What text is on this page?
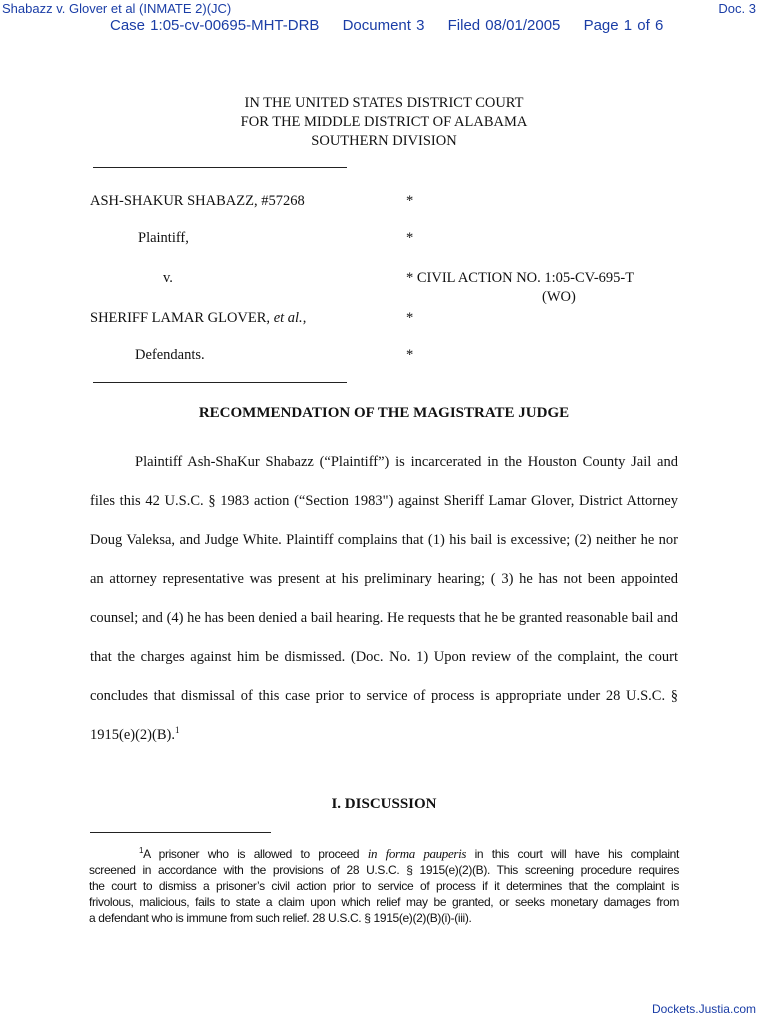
Shabazz v. Glover et al (INMATE 2)(JC)	Doc. 3
Case 1:05-cv-00695-MHT-DRB Document 3 Filed 08/01/2005 Page 1 of 6
IN THE UNITED STATES DISTRICT COURT
FOR THE MIDDLE DISTRICT OF ALABAMA
SOUTHERN DIVISION
ASH-SHAKUR SHABAZZ, #57268	*
Plaintiff,	*
v.	* CIVIL ACTION NO. 1:05-CV-695-T
(WO)
SHERIFF LAMAR GLOVER, et al.,	*
Defendants.	*
RECOMMENDATION OF THE MAGISTRATE JUDGE

Plaintiff Ash-ShaKur Shabazz (“Plaintiff”) is incarcerated in the Houston County Jail and files this 42 U.S.C. § 1983 action (“Section 1983") against Sheriff Lamar Glover, District Attorney Doug Valeksa, and Judge White. Plaintiff complains that (1) his bail is excessive; (2) neither he nor an attorney representative was present at his preliminary hearing; ( 3) he has not been appointed counsel; and (4) he has been denied a bail hearing. He requests that he be granted reasonable bail and that the charges against him be dismissed. (Doc. No. 1) Upon review of the complaint, the court concludes that dismissal of this case prior to service of process is appropriate under 28 U.S.C. § 1915(e)(2)(B).$^1$

I. DISCUSSION
$^1$A prisoner who is allowed to proceed in forma pauperis in this court will have his complaint
screened in accordance with the provisions of 28 U.S.C. § 1915(e)(2)(B). This screening procedure requires
the court to dismiss a prisoner’s civil action prior to service of process if it determines that the complaint is
frivolous, malicious, fails to state a claim upon which relief may be granted, or seeks monetary damages from
a defendant who is immune from such relief. 28 U.S.C. § 1915(e)(2)(B)(i)-(iii).
Dockets.Justia.com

----

- **What this task involves**: Read the entries above, then pull out the lines that include "complaint".

- **The answer**:
Plaintiff Ash-ShaKur Shabazz (“Plaintiff”) is incarcerated in the Houston County Jail and files this 42 U.S.C. § 1983 action (“Section 1983") against Sheriff Lamar Glover, District Attorney Doug Valeksa, and Judge White. Plaintiff complains that (1) his bail is excessive; (2) neither he nor an attorney representative was present at his preliminary hearing; ( 3) he has not been appointed counsel; and (4) he has been denied a bail hearing. He requests that he be granted reasonable bail and that the charges against him be dismissed. (Doc. No. 1) Upon review of the complaint, the court concludes that dismissal of this case prior to service of process is appropriate under 28 U.S.C. § 1915(e)(2)(B).$^1$
$^1$A prisoner who is allowed to proceed in forma pauperis in this court will have his complaint
the court to dismiss a prisoner’s civil action prior to service of process if it determines that the complaint is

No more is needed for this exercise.